- Aim: Filter the entries below, keeping only lines with the word "Informații".

- Dataset:
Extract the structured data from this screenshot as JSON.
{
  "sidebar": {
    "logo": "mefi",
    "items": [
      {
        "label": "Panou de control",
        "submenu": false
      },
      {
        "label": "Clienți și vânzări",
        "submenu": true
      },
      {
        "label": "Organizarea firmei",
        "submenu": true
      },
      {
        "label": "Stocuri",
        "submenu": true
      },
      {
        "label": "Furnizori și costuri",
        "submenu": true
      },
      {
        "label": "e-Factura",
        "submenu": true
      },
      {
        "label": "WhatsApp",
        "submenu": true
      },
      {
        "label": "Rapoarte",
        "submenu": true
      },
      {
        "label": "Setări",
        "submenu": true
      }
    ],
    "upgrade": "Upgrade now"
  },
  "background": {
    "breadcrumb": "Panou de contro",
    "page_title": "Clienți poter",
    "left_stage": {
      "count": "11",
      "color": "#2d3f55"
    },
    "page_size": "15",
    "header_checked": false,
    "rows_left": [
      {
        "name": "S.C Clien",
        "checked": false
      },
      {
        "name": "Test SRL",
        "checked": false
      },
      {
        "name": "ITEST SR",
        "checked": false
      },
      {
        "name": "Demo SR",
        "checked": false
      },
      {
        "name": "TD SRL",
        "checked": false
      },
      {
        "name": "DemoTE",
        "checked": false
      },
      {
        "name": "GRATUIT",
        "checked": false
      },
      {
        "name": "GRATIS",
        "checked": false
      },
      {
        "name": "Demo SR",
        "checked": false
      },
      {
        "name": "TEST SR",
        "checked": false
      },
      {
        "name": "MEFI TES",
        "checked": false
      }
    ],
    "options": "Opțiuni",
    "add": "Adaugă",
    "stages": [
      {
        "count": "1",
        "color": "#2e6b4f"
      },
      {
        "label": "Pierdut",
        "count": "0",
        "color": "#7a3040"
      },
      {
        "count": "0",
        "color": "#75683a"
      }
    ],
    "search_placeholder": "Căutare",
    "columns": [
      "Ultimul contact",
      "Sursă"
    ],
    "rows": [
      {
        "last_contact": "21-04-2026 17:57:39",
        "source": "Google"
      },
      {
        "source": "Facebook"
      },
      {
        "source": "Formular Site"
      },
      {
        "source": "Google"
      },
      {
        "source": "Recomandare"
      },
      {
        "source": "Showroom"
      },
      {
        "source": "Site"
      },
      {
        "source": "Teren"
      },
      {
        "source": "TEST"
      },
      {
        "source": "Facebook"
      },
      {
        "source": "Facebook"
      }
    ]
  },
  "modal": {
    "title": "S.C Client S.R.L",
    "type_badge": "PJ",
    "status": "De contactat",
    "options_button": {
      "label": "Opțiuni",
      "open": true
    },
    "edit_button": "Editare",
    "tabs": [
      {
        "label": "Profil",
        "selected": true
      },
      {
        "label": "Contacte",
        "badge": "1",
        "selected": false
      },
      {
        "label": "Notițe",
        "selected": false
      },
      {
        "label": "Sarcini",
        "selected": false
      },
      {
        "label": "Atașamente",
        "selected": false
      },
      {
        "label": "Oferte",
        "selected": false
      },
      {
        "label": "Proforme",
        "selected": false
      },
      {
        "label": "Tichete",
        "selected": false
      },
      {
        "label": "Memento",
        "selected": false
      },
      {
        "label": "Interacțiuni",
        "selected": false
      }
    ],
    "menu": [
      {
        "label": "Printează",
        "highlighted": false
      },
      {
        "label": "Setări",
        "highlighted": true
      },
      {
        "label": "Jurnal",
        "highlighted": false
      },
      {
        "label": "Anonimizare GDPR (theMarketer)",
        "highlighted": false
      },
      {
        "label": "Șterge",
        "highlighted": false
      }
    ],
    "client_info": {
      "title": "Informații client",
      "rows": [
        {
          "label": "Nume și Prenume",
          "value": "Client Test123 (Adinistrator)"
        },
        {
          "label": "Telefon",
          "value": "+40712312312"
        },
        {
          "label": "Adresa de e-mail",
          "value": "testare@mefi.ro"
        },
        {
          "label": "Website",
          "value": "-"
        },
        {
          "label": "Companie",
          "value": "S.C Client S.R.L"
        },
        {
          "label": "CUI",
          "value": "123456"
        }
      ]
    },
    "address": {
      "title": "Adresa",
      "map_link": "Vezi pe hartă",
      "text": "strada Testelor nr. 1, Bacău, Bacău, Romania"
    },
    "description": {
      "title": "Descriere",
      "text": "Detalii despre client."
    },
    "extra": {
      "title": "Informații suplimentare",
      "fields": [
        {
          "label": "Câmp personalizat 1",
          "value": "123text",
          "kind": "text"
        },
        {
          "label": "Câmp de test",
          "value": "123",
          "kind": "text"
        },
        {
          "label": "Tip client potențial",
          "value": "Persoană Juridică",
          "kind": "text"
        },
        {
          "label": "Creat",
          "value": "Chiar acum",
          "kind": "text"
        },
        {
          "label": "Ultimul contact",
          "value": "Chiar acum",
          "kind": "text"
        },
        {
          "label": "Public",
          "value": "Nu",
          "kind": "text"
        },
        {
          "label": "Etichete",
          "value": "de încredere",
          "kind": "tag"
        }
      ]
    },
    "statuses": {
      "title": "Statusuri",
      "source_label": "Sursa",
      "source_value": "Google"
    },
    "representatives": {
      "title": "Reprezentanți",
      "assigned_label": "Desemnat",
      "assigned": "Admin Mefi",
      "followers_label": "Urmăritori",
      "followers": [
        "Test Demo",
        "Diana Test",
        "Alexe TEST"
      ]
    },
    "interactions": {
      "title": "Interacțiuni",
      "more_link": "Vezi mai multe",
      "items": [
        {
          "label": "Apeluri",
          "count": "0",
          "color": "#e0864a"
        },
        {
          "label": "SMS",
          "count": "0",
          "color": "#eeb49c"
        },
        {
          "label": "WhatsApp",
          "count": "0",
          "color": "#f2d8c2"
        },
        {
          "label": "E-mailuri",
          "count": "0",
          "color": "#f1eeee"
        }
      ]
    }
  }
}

- Reply:
      "title": "Informații client",
      "title": "Informații suplimentare",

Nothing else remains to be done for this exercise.